--- START Data shown ---

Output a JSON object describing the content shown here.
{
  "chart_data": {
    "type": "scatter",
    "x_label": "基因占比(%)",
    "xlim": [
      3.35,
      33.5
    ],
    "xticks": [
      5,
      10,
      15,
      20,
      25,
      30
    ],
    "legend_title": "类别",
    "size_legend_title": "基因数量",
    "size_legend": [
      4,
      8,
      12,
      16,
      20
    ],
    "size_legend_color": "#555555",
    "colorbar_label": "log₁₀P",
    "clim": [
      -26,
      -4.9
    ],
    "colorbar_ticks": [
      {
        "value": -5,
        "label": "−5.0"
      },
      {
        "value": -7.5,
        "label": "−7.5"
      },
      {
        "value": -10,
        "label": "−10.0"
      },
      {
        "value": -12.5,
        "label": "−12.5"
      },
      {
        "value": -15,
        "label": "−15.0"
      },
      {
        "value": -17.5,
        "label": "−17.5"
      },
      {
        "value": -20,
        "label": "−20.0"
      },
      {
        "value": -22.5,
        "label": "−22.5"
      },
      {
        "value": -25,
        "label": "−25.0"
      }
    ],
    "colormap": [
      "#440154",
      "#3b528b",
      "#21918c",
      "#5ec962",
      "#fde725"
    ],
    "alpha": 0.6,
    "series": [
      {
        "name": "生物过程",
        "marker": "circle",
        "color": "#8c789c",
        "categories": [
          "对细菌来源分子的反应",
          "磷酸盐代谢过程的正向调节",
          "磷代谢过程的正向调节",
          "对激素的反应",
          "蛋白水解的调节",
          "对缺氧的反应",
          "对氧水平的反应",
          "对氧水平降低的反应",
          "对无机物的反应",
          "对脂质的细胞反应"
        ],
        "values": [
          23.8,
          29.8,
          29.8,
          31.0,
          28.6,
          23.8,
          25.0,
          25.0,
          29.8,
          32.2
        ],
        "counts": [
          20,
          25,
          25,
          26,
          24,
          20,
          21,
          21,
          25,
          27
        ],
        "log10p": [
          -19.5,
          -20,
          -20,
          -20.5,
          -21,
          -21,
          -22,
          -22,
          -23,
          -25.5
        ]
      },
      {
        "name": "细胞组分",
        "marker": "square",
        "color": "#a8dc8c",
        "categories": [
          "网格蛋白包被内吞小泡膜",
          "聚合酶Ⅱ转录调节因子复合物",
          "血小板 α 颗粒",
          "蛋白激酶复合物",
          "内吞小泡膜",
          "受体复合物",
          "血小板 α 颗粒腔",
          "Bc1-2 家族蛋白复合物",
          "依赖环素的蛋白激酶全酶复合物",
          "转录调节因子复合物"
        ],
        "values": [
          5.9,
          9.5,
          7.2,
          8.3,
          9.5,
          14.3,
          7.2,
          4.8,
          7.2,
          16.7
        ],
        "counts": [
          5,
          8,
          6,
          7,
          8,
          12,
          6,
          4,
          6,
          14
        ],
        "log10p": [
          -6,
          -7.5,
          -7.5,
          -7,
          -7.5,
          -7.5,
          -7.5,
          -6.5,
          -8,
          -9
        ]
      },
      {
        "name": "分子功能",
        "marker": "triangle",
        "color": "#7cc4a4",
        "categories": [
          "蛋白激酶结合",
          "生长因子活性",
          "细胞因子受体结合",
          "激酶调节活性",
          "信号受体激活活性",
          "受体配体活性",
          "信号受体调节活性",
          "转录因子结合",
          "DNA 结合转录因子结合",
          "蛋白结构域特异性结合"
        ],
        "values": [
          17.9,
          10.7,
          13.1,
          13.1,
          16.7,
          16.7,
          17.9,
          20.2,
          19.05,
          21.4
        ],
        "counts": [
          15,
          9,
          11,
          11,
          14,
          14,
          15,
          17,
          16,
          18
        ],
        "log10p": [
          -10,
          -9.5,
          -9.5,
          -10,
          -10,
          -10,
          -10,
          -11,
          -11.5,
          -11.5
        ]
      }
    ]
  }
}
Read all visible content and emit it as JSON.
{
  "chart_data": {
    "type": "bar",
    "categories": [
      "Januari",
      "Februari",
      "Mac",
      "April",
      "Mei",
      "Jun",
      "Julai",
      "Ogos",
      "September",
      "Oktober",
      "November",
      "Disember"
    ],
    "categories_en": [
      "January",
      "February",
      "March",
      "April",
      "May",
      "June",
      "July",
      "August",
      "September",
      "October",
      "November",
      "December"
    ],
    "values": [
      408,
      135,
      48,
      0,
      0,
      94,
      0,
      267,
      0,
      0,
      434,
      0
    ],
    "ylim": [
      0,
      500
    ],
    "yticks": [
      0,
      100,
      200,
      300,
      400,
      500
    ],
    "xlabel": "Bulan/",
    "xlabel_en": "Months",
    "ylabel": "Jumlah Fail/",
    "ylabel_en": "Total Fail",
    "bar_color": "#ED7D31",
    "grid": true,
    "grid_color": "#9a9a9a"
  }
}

--- END Data shown ---

Write out the entries above once more, without altering anything.

Correct output
Output a JSON object describing the content shown here.
{
  "chart_data": {
    "type": "scatter",
    "x_label": "基因占比(%)",
    "xlim": [
      3.35,
      33.5
    ],
    "xticks": [
      5,
      10,
      15,
      20,
      25,
      30
    ],
    "legend_title": "类别",
    "size_legend_title": "基因数量",
    "size_legend": [
      4,
      8,
      12,
      16,
      20
    ],
    "size_legend_color": "#555555",
    "colorbar_label": "log₁₀P",
    "clim": [
      -26,
      -4.9
    ],
    "colorbar_ticks": [
      {
        "value": -5,
        "label": "−5.0"
      },
      {
        "value": -7.5,
        "label": "−7.5"
      },
      {
        "value": -10,
        "label": "−10.0"
      },
      {
        "value": -12.5,
        "label": "−12.5"
      },
      {
        "value": -15,
        "label": "−15.0"
      },
      {
        "value": -17.5,
        "label": "−17.5"
      },
      {
        "value": -20,
        "label": "−20.0"
      },
      {
        "value": -22.5,
        "label": "−22.5"
      },
      {
        "value": -25,
        "label": "−25.0"
      }
    ],
    "colormap": [
      "#440154",
      "#3b528b",
      "#21918c",
      "#5ec962",
      "#fde725"
    ],
    "alpha": 0.6,
    "series": [
      {
        "name": "生物过程",
        "marker": "circle",
        "color": "#8c789c",
        "categories": [
          "对细菌来源分子的反应",
          "磷酸盐代谢过程的正向调节",
          "磷代谢过程的正向调节",
          "对激素的反应",
          "蛋白水解的调节",
          "对缺氧的反应",
          "对氧水平的反应",
          "对氧水平降低的反应",
          "对无机物的反应",
          "对脂质的细胞反应"
        ],
        "values": [
          23.8,
          29.8,
          29.8,
          31.0,
          28.6,
          23.8,
          25.0,
          25.0,
          29.8,
          32.2
        ],
        "counts": [
          20,
          25,
          25,
          26,
          24,
          20,
          21,
          21,
          25,
          27
        ],
        "log10p": [
          -19.5,
          -20,
          -20,
          -20.5,
          -21,
          -21,
          -22,
          -22,
          -23,
          -25.5
        ]
      },
      {
        "name": "细胞组分",
        "marker": "square",
        "color": "#a8dc8c",
        "categories": [
          "网格蛋白包被内吞小泡膜",
          "聚合酶Ⅱ转录调节因子复合物",
          "血小板 α 颗粒",
          "蛋白激酶复合物",
          "内吞小泡膜",
          "受体复合物",
          "血小板 α 颗粒腔",
          "Bc1-2 家族蛋白复合物",
          "依赖环素的蛋白激酶全酶复合物",
          "转录调节因子复合物"
        ],
        "values": [
          5.9,
          9.5,
          7.2,
          8.3,
          9.5,
          14.3,
          7.2,
          4.8,
          7.2,
          16.7
        ],
        "counts": [
          5,
          8,
          6,
          7,
          8,
          12,
          6,
          4,
          6,
          14
        ],
        "log10p": [
          -6,
          -7.5,
          -7.5,
          -7,
          -7.5,
          -7.5,
          -7.5,
          -6.5,
          -8,
          -9
        ]
      },
      {
        "name": "分子功能",
        "marker": "triangle",
        "color": "#7cc4a4",
        "categories": [
          "蛋白激酶结合",
          "生长因子活性",
          "细胞因子受体结合",
          "激酶调节活性",
          "信号受体激活活性",
          "受体配体活性",
          "信号受体调节活性",
          "转录因子结合",
          "DNA 结合转录因子结合",
          "蛋白结构域特异性结合"
        ],
        "values": [
          17.9,
          10.7,
          13.1,
          13.1,
          16.7,
          16.7,
          17.9,
          20.2,
          19.05,
          21.4
        ],
        "counts": [
          15,
          9,
          11,
          11,
          14,
          14,
          15,
          17,
          16,
          18
        ],
        "log10p": [
          -10,
          -9.5,
          -9.5,
          -10,
          -10,
          -10,
          -10,
          -11,
          -11.5,
          -11.5
        ]
      }
    ]
  }
}
Read all visible content and emit it as JSON.
{
  "chart_data": {
    "type": "bar",
    "categories": [
      "Januari",
      "Februari",
      "Mac",
      "April",
      "Mei",
      "Jun",
      "Julai",
      "Ogos",
      "September",
      "Oktober",
      "November",
      "Disember"
    ],
    "categories_en": [
      "January",
      "February",
      "March",
      "April",
      "May",
      "June",
      "July",
      "August",
      "September",
      "October",
      "November",
      "December"
    ],
    "values": [
      408,
      135,
      48,
      0,
      0,
      94,
      0,
      267,
      0,
      0,
      434,
      0
    ],
    "ylim": [
      0,
      500
    ],
    "yticks": [
      0,
      100,
      200,
      300,
      400,
      500
    ],
    "xlabel": "Bulan/",
    "xlabel_en": "Months",
    "ylabel": "Jumlah Fail/",
    "ylabel_en": "Total Fail",
    "bar_color": "#ED7D31",
    "grid": true,
    "grid_color": "#9a9a9a"
  }
}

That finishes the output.